Text:
* * *

Incomplete Output even with max_new_tokens
#26
by
vermanic
- opened
So the output of my model ends abruptly and I ideally want it to complete the paragraph/sentences/code which it was it between of.
Although I have provided max_new_tokens = 300 and also in prompt I give to limit by 300 words.
The response is always big and ends abruptly. Any way I can ask for a complete output within desired number of output tokens?
Code:
checkpoint = "HuggingFaceH4/starchat-alpha"
device = "cuda" if torch.cuda.is_available() else "cpu" # "cuda:X" for GPU usage or "cpu" for CPU usage
class StarCoderModel:
def __init__(self):
print("Running in " + device)
self.tokenizer = AutoTokenizer.from_pretrained(checkpoint)
# make sure `--gpus all` is provided in docker run command if gpu is required
self.model = AutoModelForCausalLM.from_pretrained(checkpoint, device_map='auto')
def infer(self, input_text, token_count):
print(input_text)

* * *

Record list:
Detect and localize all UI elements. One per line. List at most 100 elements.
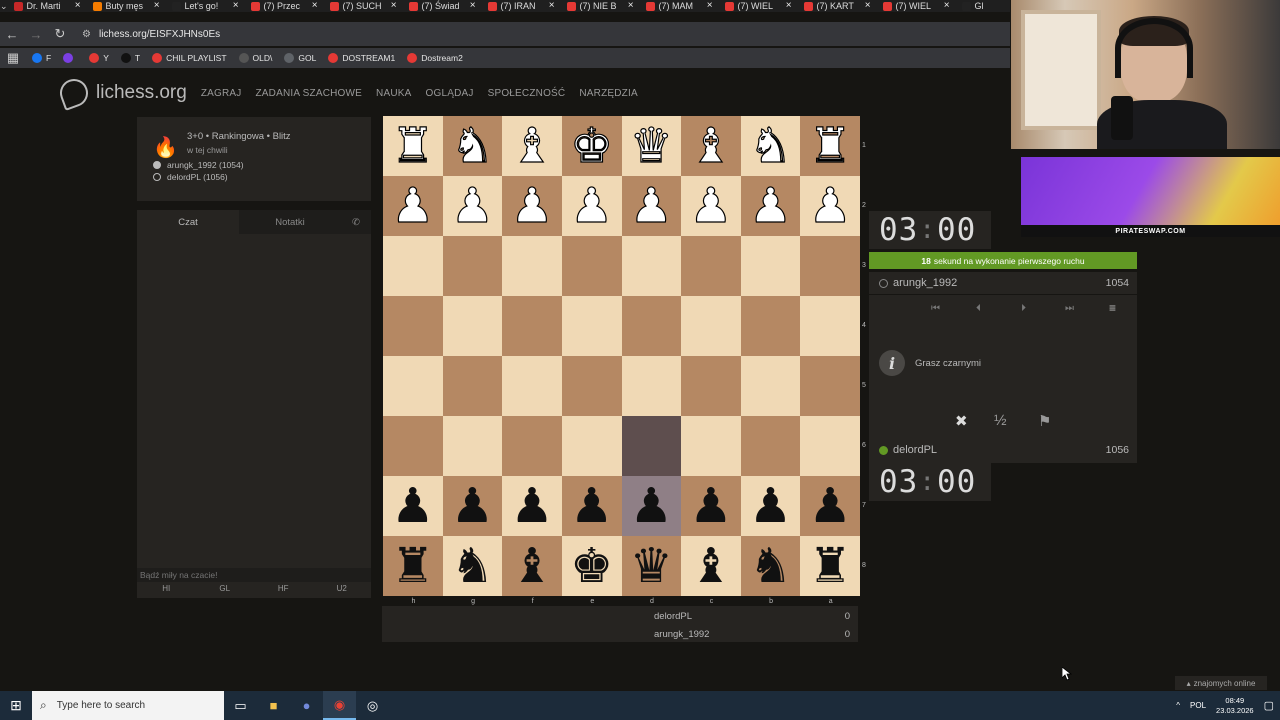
board-square[interactable]: ♟ <box>621 476 682 536</box>
board-square[interactable] <box>561 416 622 476</box>
white-pawn-icon[interactable]: ♟ <box>510 181 554 230</box>
bookmark-label[interactable]: CHIL PLAYLIST <box>166 53 226 63</box>
board-square[interactable]: ♞ <box>740 536 801 596</box>
browser-tab[interactable]: Gl× <box>956 0 1010 12</box>
bookmark-label[interactable]: GOL <box>298 53 316 63</box>
bookmark[interactable] <box>63 53 77 63</box>
board-square[interactable]: ♜ <box>383 116 443 176</box>
black-pawn-icon[interactable]: ♟ <box>809 482 852 530</box>
bookmark[interactable]: DOSTREAM1 <box>328 53 395 63</box>
board-square[interactable] <box>621 236 682 296</box>
taskbar-search[interactable]: ⌕ Type here to search <box>32 691 224 720</box>
board-square[interactable]: ♟ <box>442 176 503 236</box>
browser-tab[interactable]: (7) KART × <box>798 0 877 12</box>
draw-offer-icon[interactable]: ½ <box>994 412 1007 429</box>
lichess-logo[interactable]: lichess.org <box>56 75 187 111</box>
chat-preset-button[interactable]: HI <box>137 584 196 598</box>
board-square[interactable]: ♝ <box>681 536 741 596</box>
board-square[interactable] <box>621 296 682 356</box>
browser-tab[interactable]: (7) Świad × <box>403 0 482 12</box>
score-player[interactable]: arungk_1992 <box>654 629 709 640</box>
tab-label[interactable]: (7) SUCH <box>343 1 382 11</box>
white-rook-icon[interactable]: ♜ <box>808 121 852 170</box>
board-square[interactable]: ♜ <box>800 536 860 596</box>
board-square[interactable] <box>561 236 622 296</box>
board-square[interactable] <box>740 236 801 296</box>
discord-icon[interactable]: ● <box>290 691 323 720</box>
chat-input[interactable] <box>137 568 371 582</box>
board-square[interactable]: ♟ <box>502 476 562 536</box>
opponent-name[interactable]: arungk_1992 <box>893 277 957 289</box>
white-pawn-icon[interactable]: ♟ <box>808 181 852 230</box>
board-square[interactable]: ♜ <box>383 536 443 596</box>
tab-close-icon[interactable]: × <box>154 0 160 12</box>
board-square[interactable]: ♟ <box>681 176 741 236</box>
bookmark-label[interactable]: DOSTREAM1 <box>342 53 395 63</box>
board-square[interactable] <box>740 356 801 416</box>
clock-time[interactable]: 08:49 <box>1216 696 1254 706</box>
bookmark-label[interactable]: T <box>135 53 140 63</box>
board-square[interactable] <box>383 416 443 476</box>
tab-label[interactable]: (7) MAM <box>659 1 694 11</box>
board-square[interactable] <box>621 416 682 476</box>
tab-close-icon[interactable]: × <box>707 0 713 12</box>
nav-item[interactable]: ZADANIA SZACHOWE <box>255 88 362 99</box>
tab-label[interactable]: (7) Świad <box>422 1 460 11</box>
tab-close-icon[interactable]: × <box>865 0 871 12</box>
board-square[interactable]: ♟ <box>442 476 503 536</box>
bookmark[interactable]: CHIL PLAYLIST <box>152 53 227 63</box>
bookmark[interactable]: Y <box>89 53 109 63</box>
white-pawn-icon[interactable]: ♟ <box>689 181 733 230</box>
black-pawn-icon[interactable]: ♟ <box>689 482 732 530</box>
white-pawn-icon[interactable]: ♟ <box>570 181 614 230</box>
tab-label[interactable]: Buty męs <box>106 1 144 11</box>
bookmark[interactable]: F <box>32 53 51 63</box>
bookmark-label[interactable]: Dostream2 <box>421 53 463 63</box>
black-pawn-icon[interactable]: ♟ <box>391 482 434 530</box>
friends-online-button[interactable]: ▴ znajomych online <box>1175 676 1267 690</box>
last-move-icon[interactable]: ⏭ <box>1065 303 1074 314</box>
tab-label[interactable]: (7) KART <box>817 1 854 11</box>
board-square[interactable]: ♟ <box>561 176 622 236</box>
black-pawn-icon[interactable]: ♟ <box>511 482 554 530</box>
black-player[interactable]: delordPL (1056) <box>153 172 371 182</box>
browser-tab[interactable]: Buty męs × <box>87 0 166 12</box>
browser-tab[interactable]: (7) Przec × <box>245 0 324 12</box>
tab-close-icon[interactable]: × <box>628 0 634 12</box>
black-pawn-icon[interactable]: ♟ <box>451 482 494 530</box>
nav-item[interactable]: SPOŁECZNOŚĆ <box>488 88 566 99</box>
chat-preset-button[interactable]: GL <box>196 584 255 598</box>
board-square[interactable] <box>681 296 741 356</box>
board-square[interactable]: ♞ <box>442 536 503 596</box>
board-square[interactable]: ♟ <box>800 476 860 536</box>
white-player-name[interactable]: arungk_1992 (1054) <box>167 160 244 170</box>
tab-label[interactable]: Gl <box>975 1 984 11</box>
board-square[interactable] <box>681 236 741 296</box>
tab-label[interactable]: (7) IRAN <box>501 1 536 11</box>
white-pawn-icon[interactable]: ♟ <box>748 181 792 230</box>
task-view-icon[interactable]: ▭ <box>224 691 257 720</box>
white-queen-icon[interactable]: ♛ <box>629 121 673 170</box>
white-pawn-icon[interactable]: ♟ <box>450 181 494 230</box>
tab-chat[interactable]: Czat <box>137 210 239 234</box>
site-info-icon[interactable]: ⚙ <box>82 29 91 40</box>
tab-label[interactable]: (7) WIEL <box>896 1 932 11</box>
bookmark[interactable]: Dostream2 <box>407 53 463 63</box>
tab-close-icon[interactable]: × <box>470 0 476 12</box>
tab-close-icon[interactable]: × <box>312 0 318 12</box>
score-player[interactable]: delordPL <box>654 611 692 622</box>
black-player-name[interactable]: delordPL (1056) <box>167 172 228 182</box>
forward-icon[interactable]: → <box>24 22 48 46</box>
board-square[interactable] <box>800 236 860 296</box>
nav-item[interactable]: NARZĘDZIA <box>579 88 637 99</box>
bookmark[interactable]: OLD\ <box>238 53 272 63</box>
tab-close-icon[interactable]: × <box>391 0 397 12</box>
chat-preset-button[interactable]: HF <box>254 584 313 598</box>
next-move-icon[interactable]: ⏵ <box>1021 303 1026 314</box>
board-square[interactable]: ♟ <box>561 476 622 536</box>
tab-label[interactable]: Let's go! <box>185 1 219 11</box>
board-square[interactable] <box>740 296 801 356</box>
board-square[interactable] <box>561 356 622 416</box>
board-square[interactable] <box>740 416 801 476</box>
black-queen-icon[interactable]: ♛ <box>630 542 673 590</box>
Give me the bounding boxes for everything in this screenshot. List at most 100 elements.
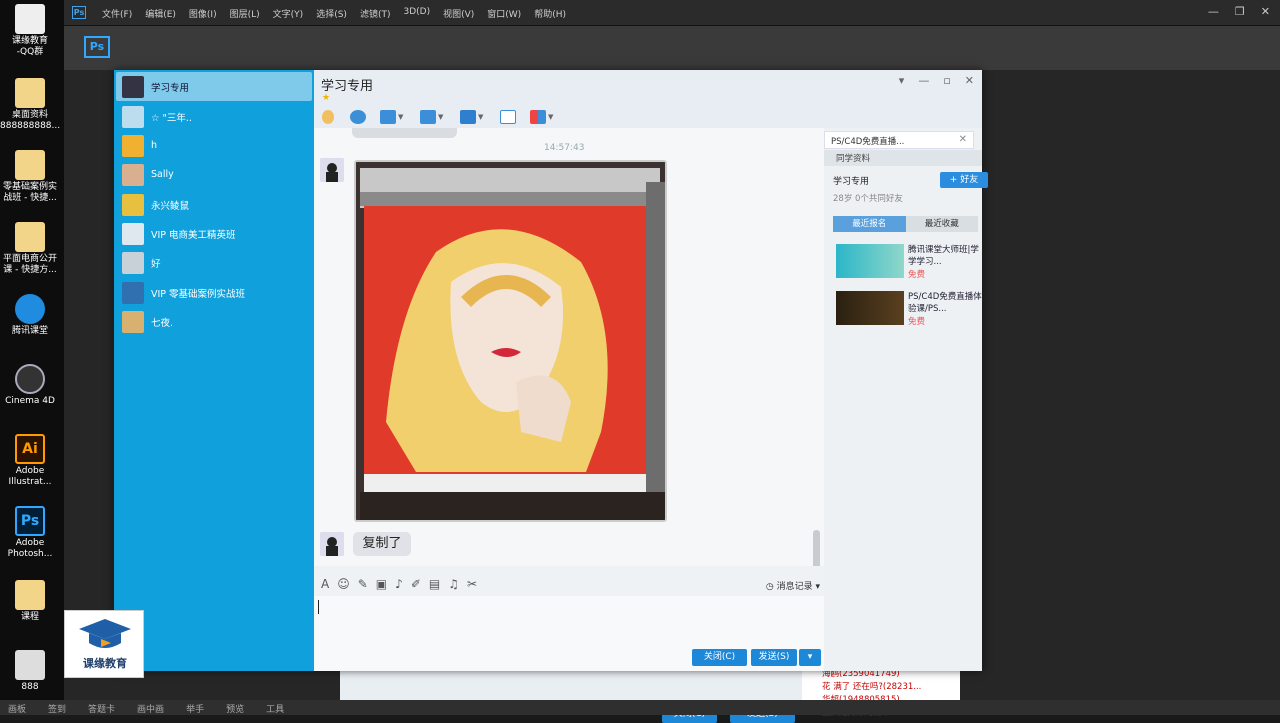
- course-card[interactable]: PS/C4D免费直播体验课/PS... 免费: [836, 291, 982, 329]
- contact-item[interactable]: 七夜.: [116, 307, 312, 336]
- shared-image[interactable]: [354, 160, 667, 522]
- scissors-icon[interactable]: ✂: [467, 577, 477, 591]
- apps-button[interactable]: ▼: [530, 108, 553, 126]
- contact-item[interactable]: VIP 电商美工精英班: [116, 219, 312, 248]
- contact-item[interactable]: 永兴鲮鼠: [116, 190, 312, 219]
- chat-main: 学习专用 ★ ▾ — ▫ ✕ ▼ ▼ ▼ ▼ 14:57:43 复制了 A ☺ …: [314, 70, 988, 671]
- tencent-classroom-icon: [15, 294, 45, 324]
- maximize-icon[interactable]: ▫: [943, 74, 950, 87]
- desktop-icon-materials[interactable]: 桌面资料 888888888...: [0, 78, 60, 132]
- ps-menu-list: 文件(F) 编辑(E) 图像(I) 图层(L) 文字(Y) 选择(S) 滤镜(T…: [102, 7, 566, 20]
- chevron-down-icon: ▼: [438, 113, 444, 121]
- desktop-icon-course[interactable]: 课程: [0, 580, 60, 623]
- contact-item[interactable]: h: [116, 131, 312, 160]
- bottom-item[interactable]: 举手: [186, 702, 204, 715]
- chat-scrollbar[interactable]: [813, 200, 820, 566]
- contact-item[interactable]: 学习专用: [116, 72, 312, 101]
- menu-edit[interactable]: 编辑(E): [145, 7, 176, 20]
- camera-icon: [350, 110, 366, 124]
- menu-help[interactable]: 帮助(H): [534, 7, 566, 20]
- folder-icon: [15, 222, 45, 252]
- doodle-icon[interactable]: ✐: [411, 577, 421, 591]
- close-icon[interactable]: ✕: [965, 74, 974, 87]
- menu-file[interactable]: 文件(F): [102, 7, 132, 20]
- message-history-button[interactable]: ◷ 消息记录 ▾: [766, 579, 820, 592]
- menu-filter[interactable]: 滤镜(T): [360, 7, 391, 20]
- desktop-icon-cinema4d[interactable]: Cinema 4D: [0, 364, 60, 407]
- star-icon: ★: [322, 93, 331, 103]
- voice-call-button[interactable]: [322, 108, 334, 126]
- list-item[interactable]: 花 满了 还在吗?(28231...: [822, 680, 921, 692]
- file-transfer-button[interactable]: ▼: [420, 108, 443, 126]
- ps-app-icon[interactable]: Ps: [72, 6, 86, 19]
- message-timestamp: 14:57:43: [544, 143, 585, 153]
- magic-icon[interactable]: ✎: [358, 577, 368, 591]
- menu-layer[interactable]: 图层(L): [230, 7, 260, 20]
- bottom-item[interactable]: 答题卡: [88, 702, 115, 715]
- close-icon[interactable]: ✕: [959, 134, 967, 145]
- close-icon[interactable]: ✕: [1261, 5, 1270, 18]
- desktop-icon-open-class[interactable]: 平面电商公开 课 - 快捷方...: [0, 222, 60, 276]
- apps-icon: [530, 110, 546, 124]
- contact-item[interactable]: 好: [116, 248, 312, 277]
- close-button[interactable]: 关闭(C): [692, 649, 747, 666]
- desktop-icon-photoshop[interactable]: Ps Adobe Photosh...: [0, 506, 60, 560]
- bottom-item[interactable]: 画板: [8, 702, 26, 715]
- screen-share-button[interactable]: ▼: [380, 108, 403, 126]
- minimize-icon[interactable]: —: [1208, 5, 1219, 18]
- invite-button[interactable]: [500, 108, 516, 126]
- tab-recent-signup[interactable]: 最近报名: [833, 216, 906, 232]
- bottom-item[interactable]: 工具: [266, 702, 284, 715]
- restore-icon[interactable]: ❐: [1235, 5, 1245, 18]
- font-icon[interactable]: A: [321, 577, 329, 591]
- avatar[interactable]: [320, 532, 344, 556]
- add-icon: [500, 110, 516, 124]
- music-icon[interactable]: ♫: [448, 577, 459, 591]
- bottom-item[interactable]: 签到: [48, 702, 66, 715]
- contact-item[interactable]: ☆ "三年..: [116, 102, 312, 131]
- desktop-icon-888[interactable]: 888: [0, 650, 60, 693]
- minimize-icon[interactable]: —: [918, 74, 929, 87]
- menu-3d[interactable]: 3D(D): [403, 7, 430, 20]
- member-info: 28岁 0个共同好友: [833, 194, 903, 204]
- image-icon[interactable]: ▤: [429, 577, 440, 591]
- tab-recent-favorites[interactable]: 最近收藏: [905, 216, 978, 232]
- menu-view[interactable]: 视图(V): [443, 7, 474, 20]
- folder-icon: [15, 78, 45, 108]
- graduation-cap-icon: [79, 619, 131, 648]
- ps-options-bar: Ps: [64, 26, 1280, 70]
- contact-item[interactable]: VIP 零基础案例实战班: [116, 278, 312, 307]
- bottom-item[interactable]: 画中画: [137, 702, 164, 715]
- send-button[interactable]: 发送(S): [751, 649, 797, 666]
- menu-select[interactable]: 选择(S): [316, 7, 347, 20]
- course-card[interactable]: 腾讯课堂大师班|学学学习... 免费: [836, 244, 981, 282]
- menu-image[interactable]: 图像(I): [189, 7, 217, 20]
- chat-title: 学习专用: [321, 79, 374, 94]
- voice-message-icon[interactable]: ♪: [395, 577, 403, 591]
- menu-window[interactable]: 窗口(W): [487, 7, 521, 20]
- screenshot-icon[interactable]: ▣: [376, 577, 387, 591]
- desktop-icon-course-shortcut[interactable]: 零基础案例实 战班 - 快捷...: [0, 150, 60, 204]
- cinema4d-icon: [15, 364, 45, 394]
- emoji-icon[interactable]: ☺: [337, 577, 350, 591]
- desktop-icon-qq-group[interactable]: 课缘教育 -QQ群: [0, 4, 60, 58]
- desktop-icon-illustrator[interactable]: Ai Adobe Illustrat...: [0, 434, 60, 488]
- avatar: [122, 163, 144, 186]
- side-tab[interactable]: PS/C4D免费直播... ✕: [824, 131, 974, 149]
- message-input[interactable]: 关闭(C) 发送(S) ▾: [314, 596, 824, 671]
- bottom-item[interactable]: 预览: [226, 702, 244, 715]
- desktop-icon-tencent-classroom[interactable]: 腾讯课堂: [0, 294, 60, 337]
- ps-window-controls: — ❐ ✕: [1208, 5, 1270, 18]
- video-call-button[interactable]: [350, 108, 366, 126]
- scrollbar-thumb[interactable]: [813, 530, 820, 566]
- text-caret: [318, 600, 319, 614]
- qq-chat-window: 学习专用 ☆ "三年.. h Sally 永兴鲮鼠 VIP 电商美工精英班 好 …: [114, 70, 988, 671]
- ps-menubar: Ps 文件(F) 编辑(E) 图像(I) 图层(L) 文字(Y) 选择(S) 滤…: [64, 0, 1280, 26]
- menu-type[interactable]: 文字(Y): [273, 7, 304, 20]
- contact-item[interactable]: Sally: [116, 160, 312, 189]
- remote-desktop-button[interactable]: ▼: [460, 108, 483, 126]
- avatar[interactable]: [320, 158, 344, 182]
- dropdown-icon[interactable]: ▾: [899, 74, 905, 87]
- add-friend-button[interactable]: + 好友: [940, 172, 988, 188]
- send-options-dropdown[interactable]: ▾: [799, 649, 821, 666]
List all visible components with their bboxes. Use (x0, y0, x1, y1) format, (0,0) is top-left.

* * *

Work to complete:
• A. Answer these questions using the forum thread about incomplete model output, not the rows:
(i) What number was max_new_tokens set to?
(ii) Which checkpoint name does the code load?
(iii) Which device string does the code use when CUDA is not available?
• B. Continue the forum thread about incomplete model output from where it stops.

Responses to the exercise:
• A.
(i) 300
(ii) "HuggingFaceH4/starchat-alpha"
(iii) "cpu"

• B.
print(token_count)
inputs = self.tokenizer.encode(input_text, return_tensors="pt").to(device)
print(len(self.tokenizer.tokenize(input_text)))
outputs = self.model.generate(inputs, max_new_tokens=token_count, pad_token_id=self.tokenizer.eos_token_id)
return self.tokenizer.decode(outputs[0])[len(input_text):]
Sample:
private DataType FuntionName(String someId) {
// TODO: Replace with implementation that utilizes someId to obtain information
return DataType.Value;
}
The comment:
- If someId is present in the code, use the getAPI from Client with someId as a parameter to obtain some information.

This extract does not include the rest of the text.